━━━━━ RECORDS FOR THE TASK ━━━━━

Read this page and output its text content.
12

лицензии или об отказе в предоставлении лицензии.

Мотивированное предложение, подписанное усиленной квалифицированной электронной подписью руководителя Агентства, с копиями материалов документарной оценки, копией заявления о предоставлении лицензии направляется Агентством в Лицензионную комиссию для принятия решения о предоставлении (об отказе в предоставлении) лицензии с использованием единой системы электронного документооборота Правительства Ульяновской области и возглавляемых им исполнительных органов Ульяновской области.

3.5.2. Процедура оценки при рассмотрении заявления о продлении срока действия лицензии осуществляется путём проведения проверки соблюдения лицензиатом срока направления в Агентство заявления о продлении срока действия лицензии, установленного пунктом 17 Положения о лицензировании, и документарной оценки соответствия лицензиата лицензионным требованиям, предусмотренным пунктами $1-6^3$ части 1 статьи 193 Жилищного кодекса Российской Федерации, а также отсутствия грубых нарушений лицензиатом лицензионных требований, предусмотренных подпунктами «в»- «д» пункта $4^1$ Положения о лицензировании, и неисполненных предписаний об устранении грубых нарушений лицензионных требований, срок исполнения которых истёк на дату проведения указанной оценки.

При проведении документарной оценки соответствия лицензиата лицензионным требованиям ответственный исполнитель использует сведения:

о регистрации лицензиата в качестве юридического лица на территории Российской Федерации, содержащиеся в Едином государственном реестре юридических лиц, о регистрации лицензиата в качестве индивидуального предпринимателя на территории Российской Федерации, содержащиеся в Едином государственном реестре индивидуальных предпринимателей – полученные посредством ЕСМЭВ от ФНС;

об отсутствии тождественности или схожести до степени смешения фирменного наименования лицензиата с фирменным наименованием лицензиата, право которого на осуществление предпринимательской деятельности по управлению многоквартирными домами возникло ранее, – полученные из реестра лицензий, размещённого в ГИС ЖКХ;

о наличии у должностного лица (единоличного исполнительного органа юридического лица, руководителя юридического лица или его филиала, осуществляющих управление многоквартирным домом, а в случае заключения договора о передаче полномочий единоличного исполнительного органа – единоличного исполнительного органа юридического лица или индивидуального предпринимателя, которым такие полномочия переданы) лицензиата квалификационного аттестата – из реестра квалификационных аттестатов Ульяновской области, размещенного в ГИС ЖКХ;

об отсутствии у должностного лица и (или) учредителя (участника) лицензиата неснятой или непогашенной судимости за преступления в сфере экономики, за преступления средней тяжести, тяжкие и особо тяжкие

━━━━━

## YOUR TASK
Report the number of lines above that contain the word "отказе", and only that number.

## SOLUTION TO THE EXERCISE
2